- [EXERCISE AIM]: Lines containing the word "text" are the ones to copy from the records below.

>>

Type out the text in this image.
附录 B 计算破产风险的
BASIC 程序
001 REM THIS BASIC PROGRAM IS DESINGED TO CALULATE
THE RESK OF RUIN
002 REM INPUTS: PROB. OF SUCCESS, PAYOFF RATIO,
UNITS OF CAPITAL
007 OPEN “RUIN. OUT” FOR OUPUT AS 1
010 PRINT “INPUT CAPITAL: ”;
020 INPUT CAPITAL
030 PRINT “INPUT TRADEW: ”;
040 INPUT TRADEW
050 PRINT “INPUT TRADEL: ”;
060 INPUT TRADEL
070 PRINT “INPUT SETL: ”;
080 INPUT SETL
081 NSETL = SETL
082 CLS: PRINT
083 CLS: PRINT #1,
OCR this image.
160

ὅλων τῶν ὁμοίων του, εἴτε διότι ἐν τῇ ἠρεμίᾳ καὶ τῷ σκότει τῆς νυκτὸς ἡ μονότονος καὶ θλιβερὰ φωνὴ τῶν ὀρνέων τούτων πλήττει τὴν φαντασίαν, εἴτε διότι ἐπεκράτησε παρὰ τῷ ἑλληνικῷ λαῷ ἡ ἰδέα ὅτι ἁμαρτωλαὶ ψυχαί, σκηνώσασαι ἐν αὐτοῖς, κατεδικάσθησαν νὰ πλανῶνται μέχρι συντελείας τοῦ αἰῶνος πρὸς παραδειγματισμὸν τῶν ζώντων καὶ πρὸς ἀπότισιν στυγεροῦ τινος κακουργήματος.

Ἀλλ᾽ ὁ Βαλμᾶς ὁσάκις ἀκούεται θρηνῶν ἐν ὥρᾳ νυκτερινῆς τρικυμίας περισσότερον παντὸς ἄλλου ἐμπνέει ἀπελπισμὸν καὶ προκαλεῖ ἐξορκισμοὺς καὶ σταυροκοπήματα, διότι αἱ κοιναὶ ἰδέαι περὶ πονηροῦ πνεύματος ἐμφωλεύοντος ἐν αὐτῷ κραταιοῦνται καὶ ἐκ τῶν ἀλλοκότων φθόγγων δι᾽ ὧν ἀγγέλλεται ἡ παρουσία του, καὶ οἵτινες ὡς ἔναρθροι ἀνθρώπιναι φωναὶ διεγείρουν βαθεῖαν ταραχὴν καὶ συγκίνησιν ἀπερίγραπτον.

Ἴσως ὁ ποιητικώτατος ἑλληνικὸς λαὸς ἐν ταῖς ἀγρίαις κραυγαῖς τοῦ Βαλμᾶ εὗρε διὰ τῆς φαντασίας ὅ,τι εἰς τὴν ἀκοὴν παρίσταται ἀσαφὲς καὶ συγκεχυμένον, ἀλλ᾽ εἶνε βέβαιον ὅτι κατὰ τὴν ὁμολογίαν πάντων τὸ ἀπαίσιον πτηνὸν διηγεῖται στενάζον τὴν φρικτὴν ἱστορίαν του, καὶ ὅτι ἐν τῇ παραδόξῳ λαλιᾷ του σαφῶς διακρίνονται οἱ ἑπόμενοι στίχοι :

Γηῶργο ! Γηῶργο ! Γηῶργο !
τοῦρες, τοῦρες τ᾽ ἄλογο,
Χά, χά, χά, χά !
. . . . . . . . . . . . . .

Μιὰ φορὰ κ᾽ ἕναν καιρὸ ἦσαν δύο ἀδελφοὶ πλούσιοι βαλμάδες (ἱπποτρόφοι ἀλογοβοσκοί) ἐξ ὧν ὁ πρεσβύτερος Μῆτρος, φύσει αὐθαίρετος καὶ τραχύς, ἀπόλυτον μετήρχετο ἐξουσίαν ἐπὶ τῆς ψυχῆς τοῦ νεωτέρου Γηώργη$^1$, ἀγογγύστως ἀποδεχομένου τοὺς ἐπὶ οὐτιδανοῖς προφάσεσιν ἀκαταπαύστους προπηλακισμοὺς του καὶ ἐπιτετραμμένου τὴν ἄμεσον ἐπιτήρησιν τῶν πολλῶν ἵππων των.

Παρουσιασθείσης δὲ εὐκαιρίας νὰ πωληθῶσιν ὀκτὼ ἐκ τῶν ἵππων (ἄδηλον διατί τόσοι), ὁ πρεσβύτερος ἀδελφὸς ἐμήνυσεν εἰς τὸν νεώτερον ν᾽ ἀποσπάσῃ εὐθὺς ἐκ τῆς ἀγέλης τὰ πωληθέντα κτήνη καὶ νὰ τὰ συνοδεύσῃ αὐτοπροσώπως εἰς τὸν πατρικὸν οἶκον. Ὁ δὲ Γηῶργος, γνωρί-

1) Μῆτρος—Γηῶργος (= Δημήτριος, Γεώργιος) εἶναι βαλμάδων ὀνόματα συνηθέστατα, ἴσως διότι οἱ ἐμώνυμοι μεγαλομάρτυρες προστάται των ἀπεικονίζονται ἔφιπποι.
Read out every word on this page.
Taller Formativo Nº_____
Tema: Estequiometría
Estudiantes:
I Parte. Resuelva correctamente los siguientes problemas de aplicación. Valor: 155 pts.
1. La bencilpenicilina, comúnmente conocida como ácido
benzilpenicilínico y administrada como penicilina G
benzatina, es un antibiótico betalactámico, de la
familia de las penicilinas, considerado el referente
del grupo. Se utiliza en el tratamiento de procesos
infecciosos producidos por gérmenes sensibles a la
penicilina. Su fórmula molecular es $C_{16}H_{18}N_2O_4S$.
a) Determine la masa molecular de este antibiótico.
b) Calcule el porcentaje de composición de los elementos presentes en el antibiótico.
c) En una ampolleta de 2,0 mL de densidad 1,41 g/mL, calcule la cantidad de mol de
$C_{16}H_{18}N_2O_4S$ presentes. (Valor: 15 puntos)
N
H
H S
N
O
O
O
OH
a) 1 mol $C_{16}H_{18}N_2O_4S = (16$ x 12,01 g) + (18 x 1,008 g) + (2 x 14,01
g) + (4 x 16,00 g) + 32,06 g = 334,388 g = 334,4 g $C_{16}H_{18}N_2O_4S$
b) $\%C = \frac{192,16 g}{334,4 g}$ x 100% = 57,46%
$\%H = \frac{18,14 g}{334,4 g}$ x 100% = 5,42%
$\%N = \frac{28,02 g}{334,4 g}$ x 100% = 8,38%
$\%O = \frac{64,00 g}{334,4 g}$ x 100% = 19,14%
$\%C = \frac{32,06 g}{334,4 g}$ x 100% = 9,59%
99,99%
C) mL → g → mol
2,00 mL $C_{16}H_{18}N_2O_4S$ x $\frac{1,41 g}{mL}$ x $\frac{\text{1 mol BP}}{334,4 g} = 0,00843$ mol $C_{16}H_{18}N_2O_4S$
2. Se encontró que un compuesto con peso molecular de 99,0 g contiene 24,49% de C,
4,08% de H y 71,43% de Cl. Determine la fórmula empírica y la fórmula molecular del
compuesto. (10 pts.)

<<

- [TASK OUTPUT]:
Type out the text in this image.
2,00 mL $C_{16}H_{18}N_2O_4S$ x $\frac{1,41 g}{mL}$ x $\frac{\text{1 mol BP}}{334,4 g} = 0,00843$ mol $C_{16}H_{18}N_2O_4S$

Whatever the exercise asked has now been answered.